THE PROBLEM:
Word for word, quote all of the material, omitting the pictures.

[Dataset items]
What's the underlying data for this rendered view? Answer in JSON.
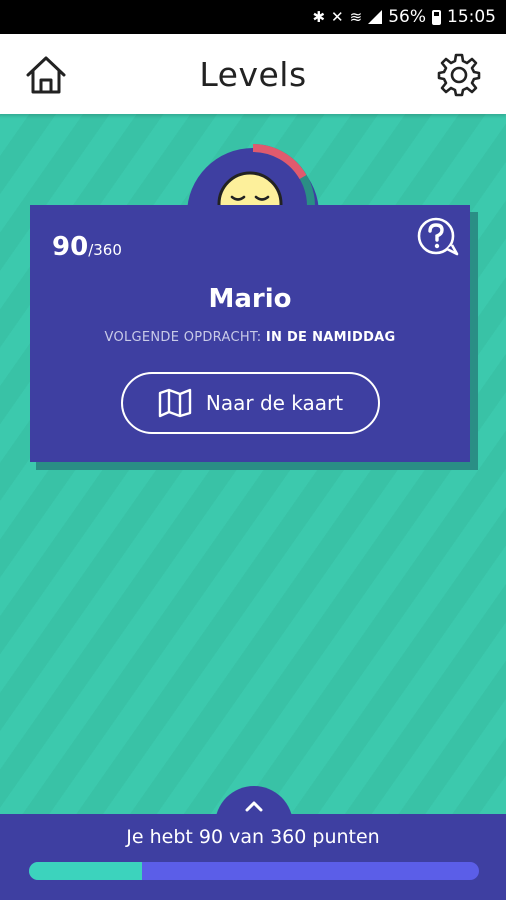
{
  "status_bar": {
    "battery": "56%",
    "time": "15:05"
  },
  "header": {
    "title": "Levels",
    "home_icon": "home-icon",
    "settings_icon": "gear-icon"
  },
  "card": {
    "score": "90",
    "score_total": "/360",
    "name": "Mario",
    "next_label": "VOLGENDE OPDRACHT:",
    "next_value": "IN DE NAMIDDAG",
    "map_button_label": "Naar de kaart",
    "level_progress_fraction": 0.25
  },
  "bottom": {
    "points_text": "Je hebt 90 van 360 punten",
    "progress_fraction": 0.25
  },
  "colors": {
    "accent_teal": "#3cc9ad",
    "card_blue": "#3e3fa1",
    "ring_red": "#e05a6e",
    "progress_blue": "#5b5ee8"
  }
}
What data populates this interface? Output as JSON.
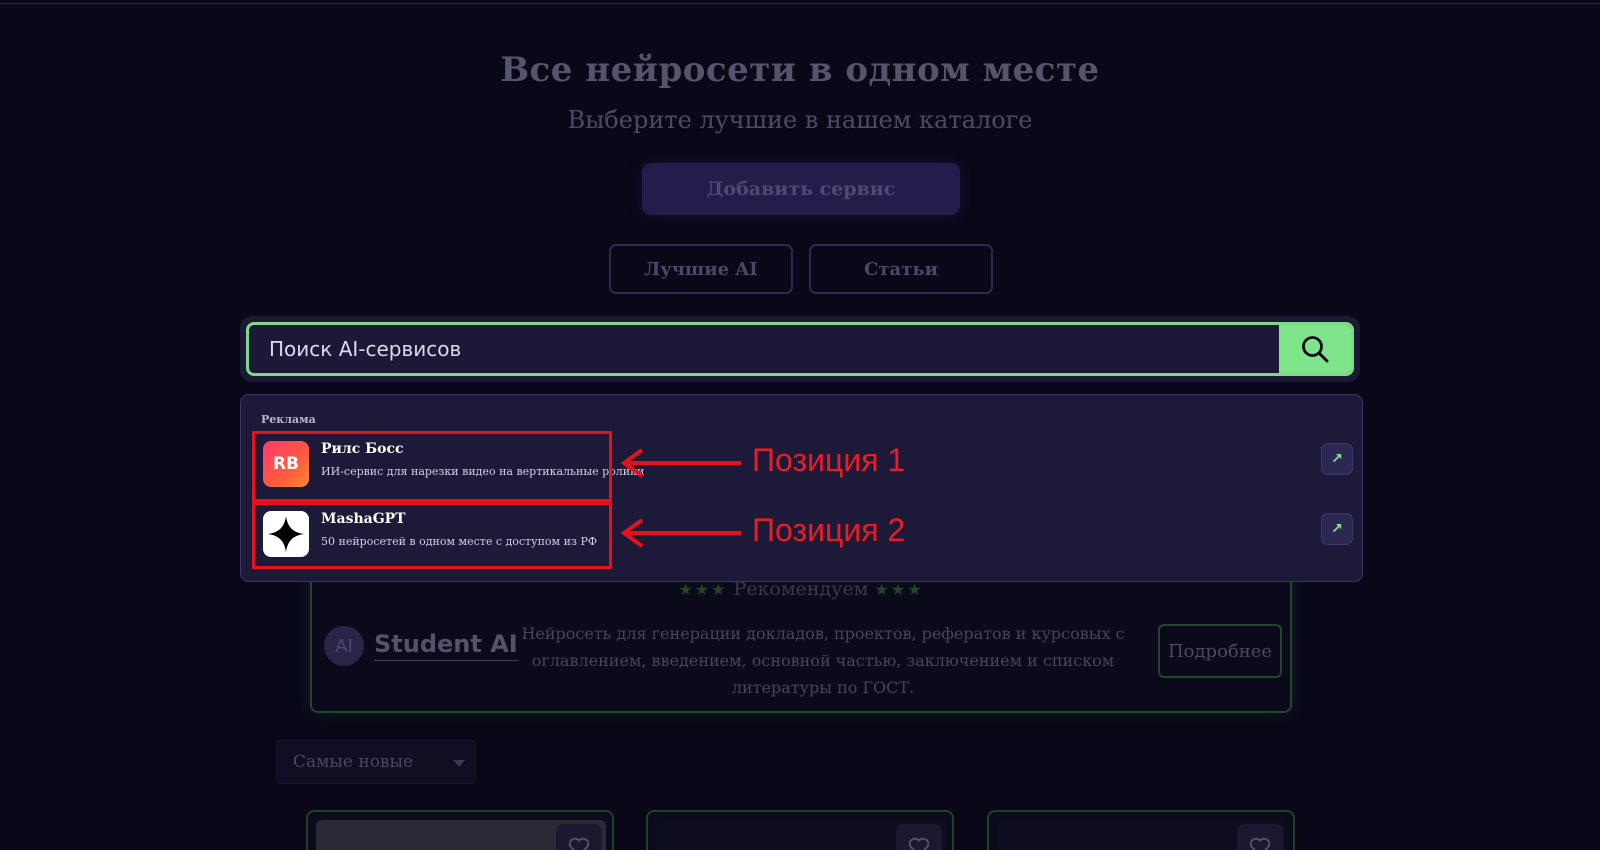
{
  "hero": {
    "title": "Все нейросети в одном месте",
    "subtitle": "Выберите лучшие в нашем каталоге",
    "add_button": "Добавить сервис"
  },
  "nav": {
    "best": "Лучшие AI",
    "articles": "Статьи"
  },
  "search": {
    "placeholder": "Поиск AI-сервисов",
    "button_icon": "search-icon"
  },
  "dropdown": {
    "label": "Реклама",
    "items": [
      {
        "logo_text": "RB",
        "name": "Рилс Босс",
        "description": "ИИ-сервис для нарезки видео на вертикальные ролики",
        "action_icon": "external-arrow-icon"
      },
      {
        "logo_icon": "four-point-star-icon",
        "name": "MashaGPT",
        "description": "50 нейросетей в одном месте с доступом из РФ",
        "action_icon": "external-arrow-icon"
      }
    ]
  },
  "annotations": {
    "position1": "Позиция 1",
    "position2": "Позиция 2",
    "color": "#e8101c"
  },
  "recommended": {
    "stars": "★★★",
    "title": "Рекомендуем",
    "logo_text": "AI",
    "name": "Student AI",
    "description": "Нейросеть для генерации докладов, проектов, рефератов и курсовых с оглавлением, введением, основной частью, заключением и списком литературы по ГОСТ.",
    "more_button": "Подробнее"
  },
  "sort": {
    "selected": "Самые новые"
  },
  "colors": {
    "accent_green": "#7fe58a",
    "background": "#0a0818",
    "dropdown_bg": "#1c1a38"
  }
}
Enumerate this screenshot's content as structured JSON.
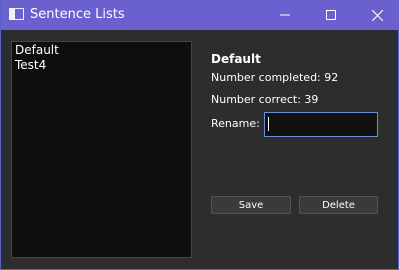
{
  "window": {
    "title": "Sentence Lists"
  },
  "titlebar_buttons": {
    "minimize_icon": "minimize-icon",
    "maximize_icon": "maximize-icon",
    "close_icon": "close-icon"
  },
  "list": {
    "items": [
      "Default",
      "Test4"
    ]
  },
  "details": {
    "name": "Default",
    "completed_label": "Number completed: 92",
    "correct_label": "Number correct: 39",
    "rename_label": "Rename:",
    "rename_value": ""
  },
  "buttons": {
    "save": "Save",
    "delete": "Delete"
  },
  "colors": {
    "titlebar": "#6a61cf",
    "background": "#2d2d2d",
    "list_background": "#0e0e0e",
    "input_focus_border": "#6a8fd6"
  }
}
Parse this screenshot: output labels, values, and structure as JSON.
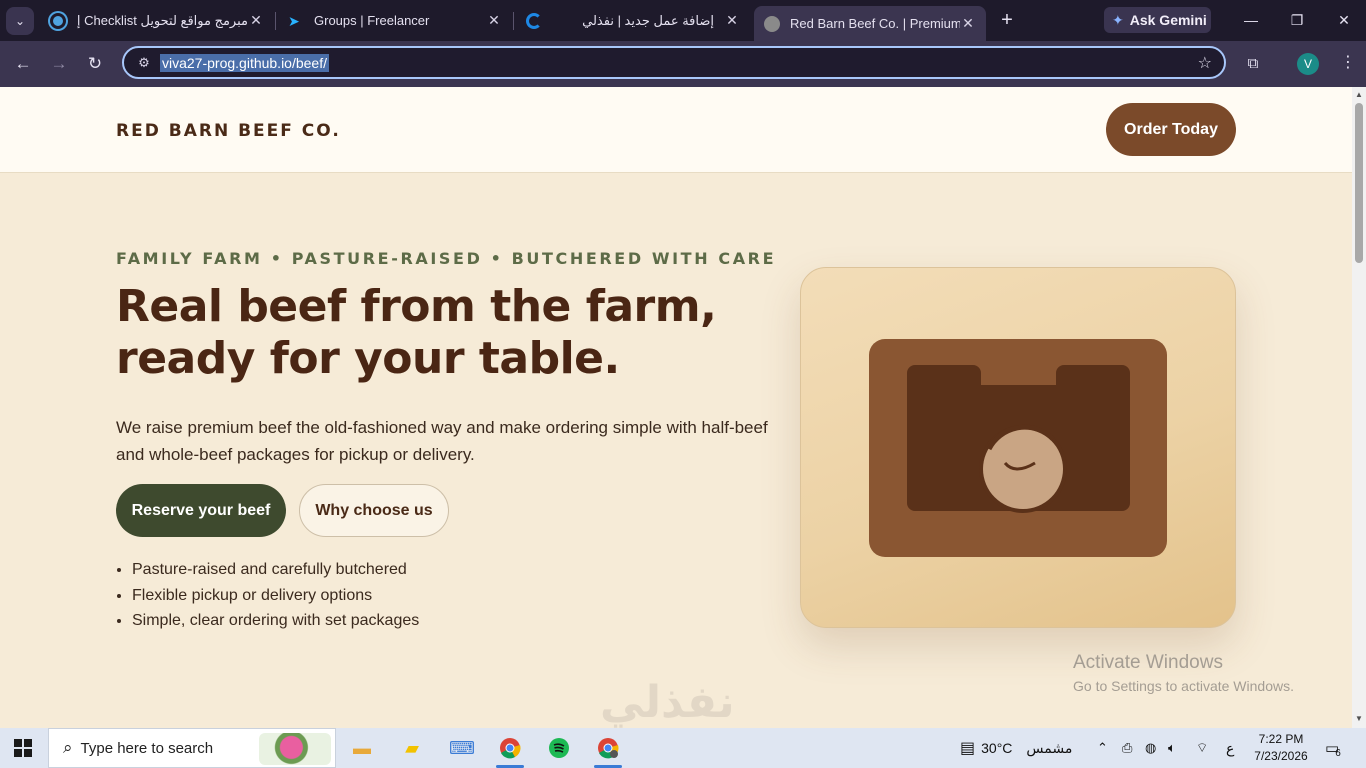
{
  "browser": {
    "tabs": [
      {
        "title": "مبرمج مواقع لتحويل Checklist إل",
        "favicon_color": "#4fa3e0"
      },
      {
        "title": "Groups | Freelancer",
        "favicon_color": "#29b2fe"
      },
      {
        "title": "إضافة عمل جديد | نفذلي",
        "favicon_color": "#1e88e5"
      },
      {
        "title": "Red Barn Beef Co. | Premium Fa",
        "favicon_color": "#8a8a8a"
      }
    ],
    "gemini_label": "Ask Gemini",
    "url": "viva27-prog.github.io/beef/",
    "profile_initial": "V"
  },
  "site": {
    "brand": "RED BARN BEEF CO.",
    "order_button": "Order Today",
    "hero": {
      "eyebrow": "FAMILY FARM • PASTURE-RAISED • BUTCHERED WITH CARE",
      "headline_line1": "Real beef from the farm,",
      "headline_line2": "ready for your table.",
      "lead": "We raise premium beef the old-fashioned way and make ordering simple with half-beef and whole-beef packages for pickup or delivery.",
      "primary_cta": "Reserve your beef",
      "secondary_cta": "Why choose us",
      "bullets": [
        "Pasture-raised and carefully butchered",
        "Flexible pickup or delivery options",
        "Simple, clear ordering with set packages"
      ]
    },
    "colors": {
      "brand_brown": "#7b4a2a",
      "olive": "#3e4a2e",
      "cream": "#f6ebd7"
    }
  },
  "overlay": {
    "activate_title": "Activate Windows",
    "activate_sub": "Go to Settings to activate Windows.",
    "watermark": "نفذلي"
  },
  "taskbar": {
    "search_placeholder": "Type here to search",
    "apps": [
      "file-explorer-icon",
      "sticky-notes-icon",
      "laptop-icon",
      "chrome-icon",
      "spotify-icon",
      "chrome-profile-icon"
    ],
    "weather_temp": "30°C",
    "weather_label": "مشمس",
    "lang": "ع",
    "time": "7:22 PM",
    "date": "7/23/2026",
    "notifications": "6"
  }
}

SOLUTION:
What's the underlying data for this rendered view? Answer in JSON.
{
  "status_bar": {
    "battery": "56%",
    "time": "15:05"
  },
  "header": {
    "title": "Levels",
    "home_icon": "home-icon",
    "settings_icon": "gear-icon"
  },
  "card": {
    "score": "90",
    "score_total": "/360",
    "name": "Mario",
    "next_label": "VOLGENDE OPDRACHT:",
    "next_value": "IN DE NAMIDDAG",
    "map_button_label": "Naar de kaart",
    "level_progress_fraction": 0.25
  },
  "bottom": {
    "points_text": "Je hebt 90 van 360 punten",
    "progress_fraction": 0.25
  },
  "colors": {
    "accent_teal": "#3cc9ad",
    "card_blue": "#3e3fa1",
    "ring_red": "#e05a6e",
    "progress_blue": "#5b5ee8"
  }
}
What data populates this interface? Output as JSON.
{
  "hero": {
    "title": "Все нейросети в одном месте",
    "subtitle": "Выберите лучшие в нашем каталоге",
    "add_button": "Добавить сервис"
  },
  "nav": {
    "best": "Лучшие AI",
    "articles": "Статьи"
  },
  "search": {
    "placeholder": "Поиск AI-сервисов",
    "button_icon": "search-icon"
  },
  "dropdown": {
    "label": "Реклама",
    "items": [
      {
        "logo_text": "RB",
        "name": "Рилс Босс",
        "description": "ИИ-сервис для нарезки видео на вертикальные ролики",
        "action_icon": "external-arrow-icon"
      },
      {
        "logo_icon": "four-point-star-icon",
        "name": "MashaGPT",
        "description": "50 нейросетей в одном месте с доступом из РФ",
        "action_icon": "external-arrow-icon"
      }
    ]
  },
  "annotations": {
    "position1": "Позиция 1",
    "position2": "Позиция 2",
    "color": "#e8101c"
  },
  "recommended": {
    "stars": "★★★",
    "title": "Рекомендуем",
    "logo_text": "AI",
    "name": "Student AI",
    "description": "Нейросеть для генерации докладов, проектов, рефератов и курсовых с оглавлением, введением, основной частью, заключением и списком литературы по ГОСТ.",
    "more_button": "Подробнее"
  },
  "sort": {
    "selected": "Самые новые"
  },
  "colors": {
    "accent_green": "#7fe58a",
    "background": "#0a0818",
    "dropdown_bg": "#1c1a38"
  }
}
Enumerate this screenshot's content as structured JSON.
{
  "window": {
    "title": "Sentence Lists"
  },
  "titlebar_buttons": {
    "minimize_icon": "minimize-icon",
    "maximize_icon": "maximize-icon",
    "close_icon": "close-icon"
  },
  "list": {
    "items": [
      "Default",
      "Test4"
    ]
  },
  "details": {
    "name": "Default",
    "completed_label": "Number completed: 92",
    "correct_label": "Number correct: 39",
    "rename_label": "Rename:",
    "rename_value": ""
  },
  "buttons": {
    "save": "Save",
    "delete": "Delete"
  },
  "colors": {
    "titlebar": "#6a61cf",
    "background": "#2d2d2d",
    "list_background": "#0e0e0e",
    "input_focus_border": "#6a8fd6"
  }
}
Parse this screenshot: output labels, values, and structure as JSON.
{
  "browser": {
    "tabs": [
      {
        "title": "مبرمج مواقع لتحويل Checklist إل",
        "favicon_color": "#4fa3e0"
      },
      {
        "title": "Groups | Freelancer",
        "favicon_color": "#29b2fe"
      },
      {
        "title": "إضافة عمل جديد | نفذلي",
        "favicon_color": "#1e88e5"
      },
      {
        "title": "Red Barn Beef Co. | Premium Fa",
        "favicon_color": "#8a8a8a"
      }
    ],
    "gemini_label": "Ask Gemini",
    "url": "viva27-prog.github.io/beef/",
    "profile_initial": "V"
  },
  "site": {
    "brand": "RED BARN BEEF CO.",
    "order_button": "Order Today",
    "hero": {
      "eyebrow": "FAMILY FARM • PASTURE-RAISED • BUTCHERED WITH CARE",
      "headline_line1": "Real beef from the farm,",
      "headline_line2": "ready for your table.",
      "lead": "We raise premium beef the old-fashioned way and make ordering simple with half-beef and whole-beef packages for pickup or delivery.",
      "primary_cta": "Reserve your beef",
      "secondary_cta": "Why choose us",
      "bullets": [
        "Pasture-raised and carefully butchered",
        "Flexible pickup or delivery options",
        "Simple, clear ordering with set packages"
      ]
    },
    "colors": {
      "brand_brown": "#7b4a2a",
      "olive": "#3e4a2e",
      "cream": "#f6ebd7"
    }
  },
  "overlay": {
    "activate_title": "Activate Windows",
    "activate_sub": "Go to Settings to activate Windows.",
    "watermark": "نفذلي"
  },
  "taskbar": {
    "search_placeholder": "Type here to search",
    "apps": [
      "file-explorer-icon",
      "sticky-notes-icon",
      "laptop-icon",
      "chrome-icon",
      "spotify-icon",
      "chrome-profile-icon"
    ],
    "weather_temp": "30°C",
    "weather_label": "مشمس",
    "lang": "ع",
    "time": "7:22 PM",
    "date": "7/23/2026",
    "notifications": "6"
  }
}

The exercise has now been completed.